[Figure record listings]
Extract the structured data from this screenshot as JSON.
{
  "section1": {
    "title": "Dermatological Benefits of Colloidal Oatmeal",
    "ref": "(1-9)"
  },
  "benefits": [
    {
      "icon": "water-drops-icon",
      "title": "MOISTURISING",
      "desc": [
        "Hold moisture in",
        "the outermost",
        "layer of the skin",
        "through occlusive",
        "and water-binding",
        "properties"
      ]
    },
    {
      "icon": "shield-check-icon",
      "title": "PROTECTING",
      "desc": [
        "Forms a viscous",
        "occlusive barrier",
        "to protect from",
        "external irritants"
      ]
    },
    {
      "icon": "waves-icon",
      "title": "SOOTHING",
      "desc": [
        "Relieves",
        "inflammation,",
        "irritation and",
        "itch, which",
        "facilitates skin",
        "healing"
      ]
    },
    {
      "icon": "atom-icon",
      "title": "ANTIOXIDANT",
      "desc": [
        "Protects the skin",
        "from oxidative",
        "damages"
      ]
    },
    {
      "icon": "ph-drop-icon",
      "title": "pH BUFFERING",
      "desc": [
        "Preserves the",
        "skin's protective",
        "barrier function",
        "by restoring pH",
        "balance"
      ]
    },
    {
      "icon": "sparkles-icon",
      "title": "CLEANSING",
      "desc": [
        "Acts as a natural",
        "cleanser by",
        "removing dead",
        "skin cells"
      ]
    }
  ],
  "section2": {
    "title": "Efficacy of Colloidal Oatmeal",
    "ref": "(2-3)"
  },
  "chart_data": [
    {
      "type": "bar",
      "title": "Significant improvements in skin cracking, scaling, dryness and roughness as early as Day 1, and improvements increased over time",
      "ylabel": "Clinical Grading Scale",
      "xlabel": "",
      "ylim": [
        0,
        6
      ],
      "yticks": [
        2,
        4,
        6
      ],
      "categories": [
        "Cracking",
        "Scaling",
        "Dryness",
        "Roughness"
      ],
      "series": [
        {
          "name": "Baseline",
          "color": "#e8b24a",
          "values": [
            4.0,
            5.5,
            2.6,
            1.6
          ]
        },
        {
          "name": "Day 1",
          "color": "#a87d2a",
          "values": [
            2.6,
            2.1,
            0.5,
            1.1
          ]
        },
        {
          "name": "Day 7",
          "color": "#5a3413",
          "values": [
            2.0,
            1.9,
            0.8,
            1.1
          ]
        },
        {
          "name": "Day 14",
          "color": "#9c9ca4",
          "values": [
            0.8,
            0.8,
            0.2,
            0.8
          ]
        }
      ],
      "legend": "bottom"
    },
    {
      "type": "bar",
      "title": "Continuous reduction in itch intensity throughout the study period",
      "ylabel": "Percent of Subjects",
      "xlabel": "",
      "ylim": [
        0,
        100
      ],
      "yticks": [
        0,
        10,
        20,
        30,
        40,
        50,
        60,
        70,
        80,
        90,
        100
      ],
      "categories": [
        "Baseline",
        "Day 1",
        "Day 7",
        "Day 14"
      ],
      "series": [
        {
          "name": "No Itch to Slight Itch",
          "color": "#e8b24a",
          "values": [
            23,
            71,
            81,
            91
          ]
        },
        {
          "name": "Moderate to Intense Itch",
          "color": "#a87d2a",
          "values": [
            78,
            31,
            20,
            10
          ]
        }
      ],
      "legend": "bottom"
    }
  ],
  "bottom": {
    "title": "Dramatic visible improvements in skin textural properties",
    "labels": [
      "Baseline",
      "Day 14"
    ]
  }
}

EXERCISE
Return every entry verbatim.

RESPONSE AREA
Extract the structured data from this screenshot as JSON.
{
  "section1": {
    "title": "Dermatological Benefits of Colloidal Oatmeal",
    "ref": "(1-9)"
  },
  "benefits": [
    {
      "icon": "water-drops-icon",
      "title": "MOISTURISING",
      "desc": [
        "Hold moisture in",
        "the outermost",
        "layer of the skin",
        "through occlusive",
        "and water-binding",
        "properties"
      ]
    },
    {
      "icon": "shield-check-icon",
      "title": "PROTECTING",
      "desc": [
        "Forms a viscous",
        "occlusive barrier",
        "to protect from",
        "external irritants"
      ]
    },
    {
      "icon": "waves-icon",
      "title": "SOOTHING",
      "desc": [
        "Relieves",
        "inflammation,",
        "irritation and",
        "itch, which",
        "facilitates skin",
        "healing"
      ]
    },
    {
      "icon": "atom-icon",
      "title": "ANTIOXIDANT",
      "desc": [
        "Protects the skin",
        "from oxidative",
        "damages"
      ]
    },
    {
      "icon": "ph-drop-icon",
      "title": "pH BUFFERING",
      "desc": [
        "Preserves the",
        "skin's protective",
        "barrier function",
        "by restoring pH",
        "balance"
      ]
    },
    {
      "icon": "sparkles-icon",
      "title": "CLEANSING",
      "desc": [
        "Acts as a natural",
        "cleanser by",
        "removing dead",
        "skin cells"
      ]
    }
  ],
  "section2": {
    "title": "Efficacy of Colloidal Oatmeal",
    "ref": "(2-3)"
  },
  "chart_data": [
    {
      "type": "bar",
      "title": "Significant improvements in skin cracking, scaling, dryness and roughness as early as Day 1, and improvements increased over time",
      "ylabel": "Clinical Grading Scale",
      "xlabel": "",
      "ylim": [
        0,
        6
      ],
      "yticks": [
        2,
        4,
        6
      ],
      "categories": [
        "Cracking",
        "Scaling",
        "Dryness",
        "Roughness"
      ],
      "series": [
        {
          "name": "Baseline",
          "color": "#e8b24a",
          "values": [
            4.0,
            5.5,
            2.6,
            1.6
          ]
        },
        {
          "name": "Day 1",
          "color": "#a87d2a",
          "values": [
            2.6,
            2.1,
            0.5,
            1.1
          ]
        },
        {
          "name": "Day 7",
          "color": "#5a3413",
          "values": [
            2.0,
            1.9,
            0.8,
            1.1
          ]
        },
        {
          "name": "Day 14",
          "color": "#9c9ca4",
          "values": [
            0.8,
            0.8,
            0.2,
            0.8
          ]
        }
      ],
      "legend": "bottom"
    },
    {
      "type": "bar",
      "title": "Continuous reduction in itch intensity throughout the study period",
      "ylabel": "Percent of Subjects",
      "xlabel": "",
      "ylim": [
        0,
        100
      ],
      "yticks": [
        0,
        10,
        20,
        30,
        40,
        50,
        60,
        70,
        80,
        90,
        100
      ],
      "categories": [
        "Baseline",
        "Day 1",
        "Day 7",
        "Day 14"
      ],
      "series": [
        {
          "name": "No Itch to Slight Itch",
          "color": "#e8b24a",
          "values": [
            23,
            71,
            81,
            91
          ]
        },
        {
          "name": "Moderate to Intense Itch",
          "color": "#a87d2a",
          "values": [
            78,
            31,
            20,
            10
          ]
        }
      ],
      "legend": "bottom"
    }
  ],
  "bottom": {
    "title": "Dramatic visible improvements in skin textural properties",
    "labels": [
      "Baseline",
      "Day 14"
    ]
  }
}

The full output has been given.